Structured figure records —

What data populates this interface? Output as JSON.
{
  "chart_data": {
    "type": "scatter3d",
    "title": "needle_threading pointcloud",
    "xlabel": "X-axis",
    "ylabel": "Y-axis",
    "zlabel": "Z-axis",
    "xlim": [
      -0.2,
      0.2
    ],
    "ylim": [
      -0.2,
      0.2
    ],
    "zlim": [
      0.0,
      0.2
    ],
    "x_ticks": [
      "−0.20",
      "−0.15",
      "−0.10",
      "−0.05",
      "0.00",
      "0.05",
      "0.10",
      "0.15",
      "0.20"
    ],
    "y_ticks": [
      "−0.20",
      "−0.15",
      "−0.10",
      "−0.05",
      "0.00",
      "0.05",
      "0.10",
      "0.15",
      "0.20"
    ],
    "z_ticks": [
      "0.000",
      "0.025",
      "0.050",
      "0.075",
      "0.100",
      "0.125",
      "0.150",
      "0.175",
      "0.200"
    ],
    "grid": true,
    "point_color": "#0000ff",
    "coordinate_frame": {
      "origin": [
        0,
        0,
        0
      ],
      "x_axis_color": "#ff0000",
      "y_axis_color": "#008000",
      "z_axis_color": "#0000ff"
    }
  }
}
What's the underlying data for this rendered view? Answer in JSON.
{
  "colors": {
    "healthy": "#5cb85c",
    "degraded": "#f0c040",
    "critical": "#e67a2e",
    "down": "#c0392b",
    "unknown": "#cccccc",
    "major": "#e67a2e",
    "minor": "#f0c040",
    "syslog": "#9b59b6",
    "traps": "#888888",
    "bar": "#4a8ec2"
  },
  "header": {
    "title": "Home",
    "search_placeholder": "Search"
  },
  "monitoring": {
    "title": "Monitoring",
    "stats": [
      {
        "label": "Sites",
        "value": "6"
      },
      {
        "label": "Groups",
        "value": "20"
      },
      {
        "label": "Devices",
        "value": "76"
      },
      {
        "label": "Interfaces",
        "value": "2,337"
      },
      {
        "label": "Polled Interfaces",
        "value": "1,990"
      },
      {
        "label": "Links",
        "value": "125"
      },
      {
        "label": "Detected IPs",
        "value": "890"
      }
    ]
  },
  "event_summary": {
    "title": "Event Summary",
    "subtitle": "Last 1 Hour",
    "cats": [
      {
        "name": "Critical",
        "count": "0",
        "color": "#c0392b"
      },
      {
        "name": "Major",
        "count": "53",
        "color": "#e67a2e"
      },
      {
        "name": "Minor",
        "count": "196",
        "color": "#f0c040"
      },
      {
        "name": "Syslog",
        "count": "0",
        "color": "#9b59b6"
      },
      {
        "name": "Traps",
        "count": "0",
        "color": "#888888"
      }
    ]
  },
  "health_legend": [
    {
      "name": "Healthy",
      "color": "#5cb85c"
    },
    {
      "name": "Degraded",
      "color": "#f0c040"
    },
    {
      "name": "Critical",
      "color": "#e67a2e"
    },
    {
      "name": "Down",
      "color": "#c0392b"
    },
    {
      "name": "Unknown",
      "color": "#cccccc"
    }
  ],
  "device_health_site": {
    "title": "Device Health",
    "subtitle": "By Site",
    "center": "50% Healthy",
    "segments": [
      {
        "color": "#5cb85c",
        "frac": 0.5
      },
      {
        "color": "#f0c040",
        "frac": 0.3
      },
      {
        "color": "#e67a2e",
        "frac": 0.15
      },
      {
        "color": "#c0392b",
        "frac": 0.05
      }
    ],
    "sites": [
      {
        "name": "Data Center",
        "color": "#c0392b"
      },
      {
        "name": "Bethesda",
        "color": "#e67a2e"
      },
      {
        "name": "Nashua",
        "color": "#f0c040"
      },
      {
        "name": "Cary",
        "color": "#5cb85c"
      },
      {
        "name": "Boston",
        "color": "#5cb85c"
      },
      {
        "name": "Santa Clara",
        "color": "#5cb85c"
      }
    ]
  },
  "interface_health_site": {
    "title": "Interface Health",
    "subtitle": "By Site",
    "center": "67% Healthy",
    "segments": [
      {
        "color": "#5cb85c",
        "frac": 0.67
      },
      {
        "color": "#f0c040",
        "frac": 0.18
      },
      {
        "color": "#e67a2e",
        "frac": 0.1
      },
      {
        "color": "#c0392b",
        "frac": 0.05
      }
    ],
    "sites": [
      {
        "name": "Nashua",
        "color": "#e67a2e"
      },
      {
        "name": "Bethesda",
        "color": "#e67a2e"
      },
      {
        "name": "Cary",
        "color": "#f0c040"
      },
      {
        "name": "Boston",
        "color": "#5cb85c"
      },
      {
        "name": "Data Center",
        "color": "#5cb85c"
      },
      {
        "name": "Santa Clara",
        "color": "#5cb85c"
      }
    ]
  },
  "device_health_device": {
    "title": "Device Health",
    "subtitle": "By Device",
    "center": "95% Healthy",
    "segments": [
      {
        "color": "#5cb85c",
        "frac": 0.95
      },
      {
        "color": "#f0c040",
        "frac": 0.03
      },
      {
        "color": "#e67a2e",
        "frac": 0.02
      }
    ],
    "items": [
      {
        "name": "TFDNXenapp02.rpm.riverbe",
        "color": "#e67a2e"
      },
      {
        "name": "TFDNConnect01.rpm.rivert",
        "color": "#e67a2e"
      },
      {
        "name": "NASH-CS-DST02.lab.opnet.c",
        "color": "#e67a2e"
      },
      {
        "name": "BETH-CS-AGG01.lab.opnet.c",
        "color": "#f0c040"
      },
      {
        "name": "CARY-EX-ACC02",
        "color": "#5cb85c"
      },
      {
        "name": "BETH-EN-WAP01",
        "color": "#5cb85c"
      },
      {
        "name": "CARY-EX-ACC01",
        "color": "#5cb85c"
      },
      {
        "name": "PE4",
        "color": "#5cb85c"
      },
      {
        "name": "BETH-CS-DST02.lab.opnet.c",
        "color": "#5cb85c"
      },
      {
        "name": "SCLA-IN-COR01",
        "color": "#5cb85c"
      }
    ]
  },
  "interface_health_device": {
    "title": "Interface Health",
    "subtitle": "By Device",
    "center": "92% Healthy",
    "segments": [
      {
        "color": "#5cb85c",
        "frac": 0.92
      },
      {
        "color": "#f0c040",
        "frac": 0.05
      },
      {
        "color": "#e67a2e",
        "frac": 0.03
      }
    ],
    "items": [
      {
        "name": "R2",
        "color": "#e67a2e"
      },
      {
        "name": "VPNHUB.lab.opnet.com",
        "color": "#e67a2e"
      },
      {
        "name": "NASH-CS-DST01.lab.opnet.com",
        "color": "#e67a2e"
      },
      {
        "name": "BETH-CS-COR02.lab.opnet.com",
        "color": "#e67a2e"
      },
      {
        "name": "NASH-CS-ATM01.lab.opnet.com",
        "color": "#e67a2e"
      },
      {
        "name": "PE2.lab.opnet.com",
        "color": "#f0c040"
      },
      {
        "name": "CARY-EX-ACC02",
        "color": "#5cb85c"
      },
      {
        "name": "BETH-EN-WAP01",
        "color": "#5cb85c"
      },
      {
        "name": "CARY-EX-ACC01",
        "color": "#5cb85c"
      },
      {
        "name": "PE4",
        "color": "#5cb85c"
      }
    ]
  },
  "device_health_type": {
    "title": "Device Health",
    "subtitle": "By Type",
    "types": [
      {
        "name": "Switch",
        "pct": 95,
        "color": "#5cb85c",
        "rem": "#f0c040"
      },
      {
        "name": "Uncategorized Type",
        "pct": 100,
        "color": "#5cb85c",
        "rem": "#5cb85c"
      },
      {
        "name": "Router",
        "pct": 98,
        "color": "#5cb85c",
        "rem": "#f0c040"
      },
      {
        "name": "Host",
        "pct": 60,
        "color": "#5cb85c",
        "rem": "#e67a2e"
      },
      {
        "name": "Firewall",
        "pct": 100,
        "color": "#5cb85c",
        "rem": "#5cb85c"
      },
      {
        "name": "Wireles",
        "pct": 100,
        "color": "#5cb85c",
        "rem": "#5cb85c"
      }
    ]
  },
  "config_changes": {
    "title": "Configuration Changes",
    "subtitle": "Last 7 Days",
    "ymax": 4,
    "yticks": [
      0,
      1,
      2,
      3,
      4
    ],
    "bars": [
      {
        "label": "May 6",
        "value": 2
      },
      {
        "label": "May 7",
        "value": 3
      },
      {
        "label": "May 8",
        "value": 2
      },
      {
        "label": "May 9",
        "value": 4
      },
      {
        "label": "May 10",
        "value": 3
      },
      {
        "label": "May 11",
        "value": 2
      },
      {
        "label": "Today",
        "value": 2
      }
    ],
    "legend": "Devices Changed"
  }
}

TASK — Reproduce each line of the entries in which the word "Devices" is found.

THE RESPONSE —
        "label": "Devices",
    "legend": "Devices Changed"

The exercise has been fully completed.